● **Given request**: Omit all pictures, then retype the data exactly as given.

● **Data in this exercise**:

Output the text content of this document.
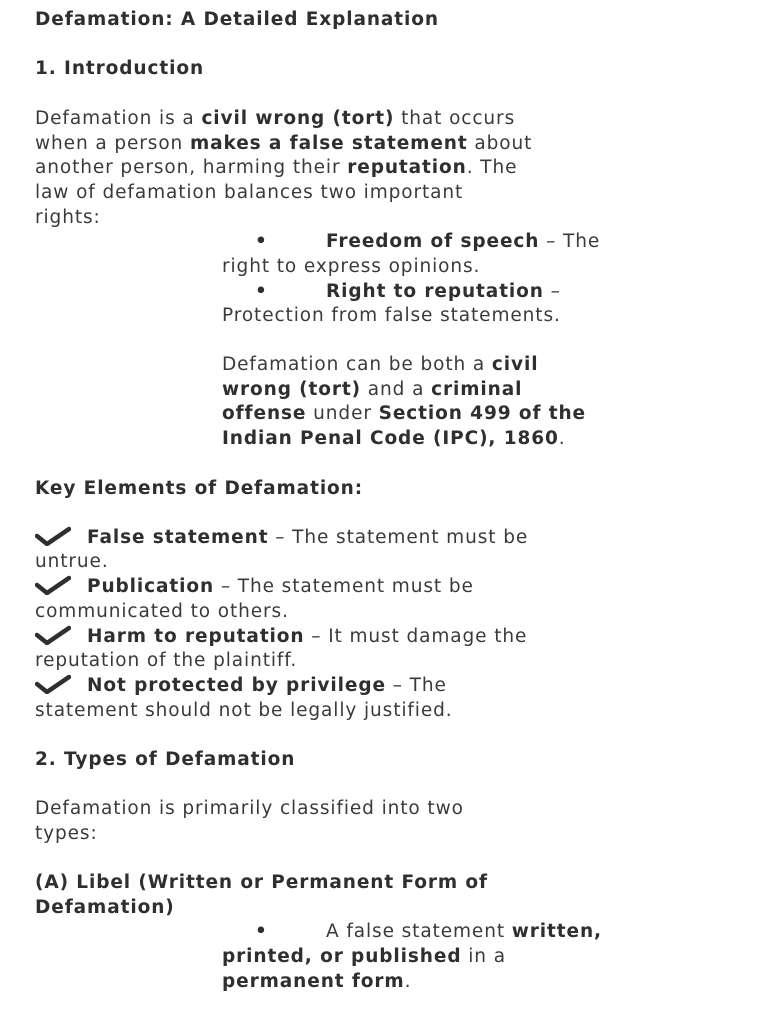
Defamation: A Detailed Explanation
1. Introduction
Defamation is a civil wrong (tort) that occurs
when a person makes a false statement about
another person, harming their reputation. The
law of defamation balances two important
rights:
•	Freedom of speech – The
right to express opinions.
•	Right to reputation –
Protection from false statements.
Defamation can be both a civil
wrong (tort) and a criminal
offense under Section 499 of the
Indian Penal Code (IPC), 1860.
Key Elements of Defamation:
False statement – The statement must be
untrue.
Publication – The statement must be
communicated to others.
Harm to reputation – It must damage the
reputation of the plaintiff.
Not protected by privilege – The
statement should not be legally justified.
2. Types of Defamation
Defamation is primarily classified into two
types:
(A) Libel (Written or Permanent Form of
Defamation)
•	A false statement written,
printed, or published in a
permanent form.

● **Solution to the problem**:
Output the text content of this document.
Defamation: A Detailed Explanation
1. Introduction
Defamation is a civil wrong (tort) that occurs
when a person makes a false statement about
another person, harming their reputation. The
law of defamation balances two important
rights:
•	Freedom of speech – The
right to express opinions.
•	Right to reputation –
Protection from false statements.
Defamation can be both a civil
wrong (tort) and a criminal
offense under Section 499 of the
Indian Penal Code (IPC), 1860.
Key Elements of Defamation:
False statement – The statement must be
untrue.
Publication – The statement must be
communicated to others.
Harm to reputation – It must damage the
reputation of the plaintiff.
Not protected by privilege – The
statement should not be legally justified.
2. Types of Defamation
Defamation is primarily classified into two
types:
(A) Libel (Written or Permanent Form of
Defamation)
•	A false statement written,
printed, or published in a
permanent form.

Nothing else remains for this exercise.